#### Required task:
Identify every line in the items below that contains the string "susitna", and copy each of those lines in full. Case counts, so only lines where the letters match in case qualify.
··········
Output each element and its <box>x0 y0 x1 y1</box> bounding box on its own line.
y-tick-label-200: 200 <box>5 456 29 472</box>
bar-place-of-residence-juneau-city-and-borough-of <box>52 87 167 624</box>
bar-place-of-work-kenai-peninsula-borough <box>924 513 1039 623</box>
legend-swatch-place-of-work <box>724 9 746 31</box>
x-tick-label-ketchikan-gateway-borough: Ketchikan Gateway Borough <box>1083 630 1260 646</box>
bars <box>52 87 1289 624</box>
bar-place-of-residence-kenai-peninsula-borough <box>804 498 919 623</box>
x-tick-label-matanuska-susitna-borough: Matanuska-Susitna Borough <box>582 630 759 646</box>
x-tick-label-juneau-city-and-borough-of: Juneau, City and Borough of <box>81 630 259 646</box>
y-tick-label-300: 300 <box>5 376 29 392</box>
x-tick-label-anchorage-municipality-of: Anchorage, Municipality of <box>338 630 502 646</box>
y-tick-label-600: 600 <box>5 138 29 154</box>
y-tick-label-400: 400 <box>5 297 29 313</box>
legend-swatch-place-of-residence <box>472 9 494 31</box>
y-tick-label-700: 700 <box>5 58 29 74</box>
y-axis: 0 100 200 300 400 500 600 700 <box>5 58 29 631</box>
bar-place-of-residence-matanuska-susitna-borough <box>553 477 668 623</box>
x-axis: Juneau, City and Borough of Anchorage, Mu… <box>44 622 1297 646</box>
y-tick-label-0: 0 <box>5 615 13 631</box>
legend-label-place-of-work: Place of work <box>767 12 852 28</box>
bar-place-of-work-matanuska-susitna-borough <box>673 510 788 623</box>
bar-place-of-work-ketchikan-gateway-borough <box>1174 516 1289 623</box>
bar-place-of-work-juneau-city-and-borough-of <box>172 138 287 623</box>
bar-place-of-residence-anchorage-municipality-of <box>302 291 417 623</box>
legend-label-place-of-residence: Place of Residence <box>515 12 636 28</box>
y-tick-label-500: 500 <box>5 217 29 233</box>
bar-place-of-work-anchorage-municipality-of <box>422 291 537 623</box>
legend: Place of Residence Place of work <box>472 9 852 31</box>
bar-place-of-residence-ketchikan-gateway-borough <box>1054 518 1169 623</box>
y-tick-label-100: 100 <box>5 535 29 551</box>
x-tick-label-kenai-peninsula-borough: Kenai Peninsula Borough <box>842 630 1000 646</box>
··········
#### Final answer:
x-tick-label-matanuska-susitna-borough: Matanuska-Susitna Borough <box>582 630 759 646</box>
bar-place-of-residence-matanuska-susitna-borough <box>553 477 668 623</box>
bar-place-of-work-matanuska-susitna-borough <box>673 510 788 623</box>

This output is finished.